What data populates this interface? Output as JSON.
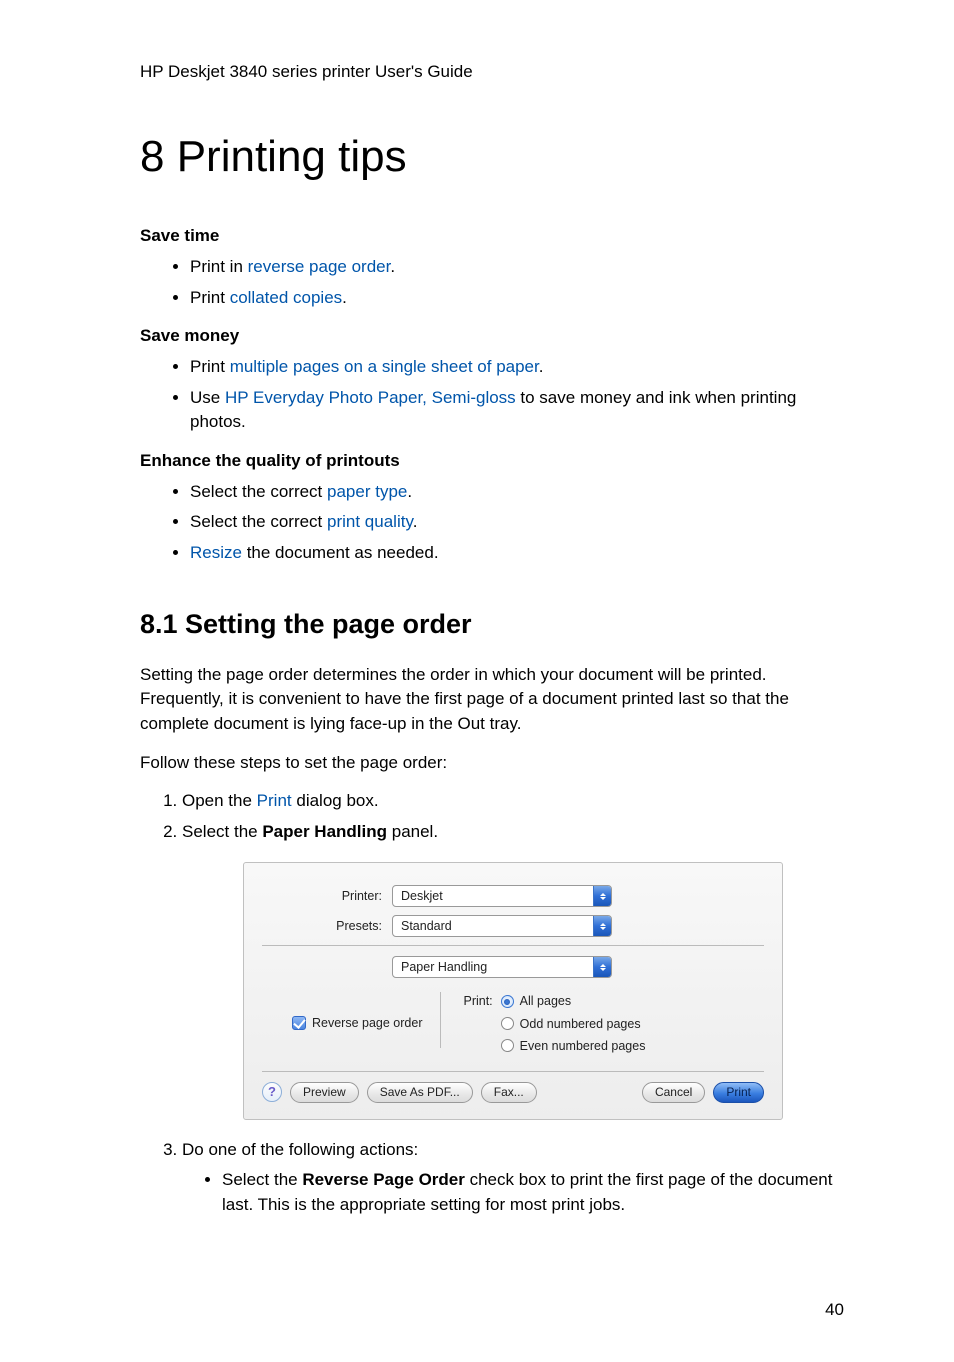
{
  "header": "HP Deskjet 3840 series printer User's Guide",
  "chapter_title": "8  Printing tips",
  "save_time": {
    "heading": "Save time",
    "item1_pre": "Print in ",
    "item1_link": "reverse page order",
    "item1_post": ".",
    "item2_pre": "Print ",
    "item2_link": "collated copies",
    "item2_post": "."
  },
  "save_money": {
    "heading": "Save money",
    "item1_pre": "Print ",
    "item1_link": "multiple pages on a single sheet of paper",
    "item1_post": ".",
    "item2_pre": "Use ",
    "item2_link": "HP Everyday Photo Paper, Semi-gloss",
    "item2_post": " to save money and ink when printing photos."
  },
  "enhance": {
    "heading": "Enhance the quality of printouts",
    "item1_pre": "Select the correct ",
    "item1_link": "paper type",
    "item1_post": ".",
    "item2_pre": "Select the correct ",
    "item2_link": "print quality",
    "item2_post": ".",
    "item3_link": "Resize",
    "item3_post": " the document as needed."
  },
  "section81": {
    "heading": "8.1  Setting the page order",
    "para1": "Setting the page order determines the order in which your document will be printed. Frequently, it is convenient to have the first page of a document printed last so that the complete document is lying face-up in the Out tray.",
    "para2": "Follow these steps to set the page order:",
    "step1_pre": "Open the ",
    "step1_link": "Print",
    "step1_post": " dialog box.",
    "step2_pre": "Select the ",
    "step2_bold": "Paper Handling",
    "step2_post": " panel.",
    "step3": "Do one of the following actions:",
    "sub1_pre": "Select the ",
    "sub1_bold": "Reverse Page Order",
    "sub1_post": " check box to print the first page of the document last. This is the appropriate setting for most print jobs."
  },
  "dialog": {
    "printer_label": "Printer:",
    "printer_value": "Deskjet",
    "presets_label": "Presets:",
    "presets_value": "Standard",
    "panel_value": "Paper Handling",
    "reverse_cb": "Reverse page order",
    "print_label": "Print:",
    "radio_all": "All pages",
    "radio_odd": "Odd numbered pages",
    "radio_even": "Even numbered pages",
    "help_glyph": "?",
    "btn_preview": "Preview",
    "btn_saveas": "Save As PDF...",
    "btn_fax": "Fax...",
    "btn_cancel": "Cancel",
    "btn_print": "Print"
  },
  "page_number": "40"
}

————————

- Problem statement
Drop the pictures and reproduce the rest of the entries above exactly.

- Answer to this task
What data populates this interface? Output as JSON.
{
  "header": "HP Deskjet 3840 series printer User's Guide",
  "chapter_title": "8  Printing tips",
  "save_time": {
    "heading": "Save time",
    "item1_pre": "Print in ",
    "item1_link": "reverse page order",
    "item1_post": ".",
    "item2_pre": "Print ",
    "item2_link": "collated copies",
    "item2_post": "."
  },
  "save_money": {
    "heading": "Save money",
    "item1_pre": "Print ",
    "item1_link": "multiple pages on a single sheet of paper",
    "item1_post": ".",
    "item2_pre": "Use ",
    "item2_link": "HP Everyday Photo Paper, Semi-gloss",
    "item2_post": " to save money and ink when printing photos."
  },
  "enhance": {
    "heading": "Enhance the quality of printouts",
    "item1_pre": "Select the correct ",
    "item1_link": "paper type",
    "item1_post": ".",
    "item2_pre": "Select the correct ",
    "item2_link": "print quality",
    "item2_post": ".",
    "item3_link": "Resize",
    "item3_post": " the document as needed."
  },
  "section81": {
    "heading": "8.1  Setting the page order",
    "para1": "Setting the page order determines the order in which your document will be printed. Frequently, it is convenient to have the first page of a document printed last so that the complete document is lying face-up in the Out tray.",
    "para2": "Follow these steps to set the page order:",
    "step1_pre": "Open the ",
    "step1_link": "Print",
    "step1_post": " dialog box.",
    "step2_pre": "Select the ",
    "step2_bold": "Paper Handling",
    "step2_post": " panel.",
    "step3": "Do one of the following actions:",
    "sub1_pre": "Select the ",
    "sub1_bold": "Reverse Page Order",
    "sub1_post": " check box to print the first page of the document last. This is the appropriate setting for most print jobs."
  },
  "dialog": {
    "printer_label": "Printer:",
    "printer_value": "Deskjet",
    "presets_label": "Presets:",
    "presets_value": "Standard",
    "panel_value": "Paper Handling",
    "reverse_cb": "Reverse page order",
    "print_label": "Print:",
    "radio_all": "All pages",
    "radio_odd": "Odd numbered pages",
    "radio_even": "Even numbered pages",
    "help_glyph": "?",
    "btn_preview": "Preview",
    "btn_saveas": "Save As PDF...",
    "btn_fax": "Fax...",
    "btn_cancel": "Cancel",
    "btn_print": "Print"
  },
  "page_number": "40"
}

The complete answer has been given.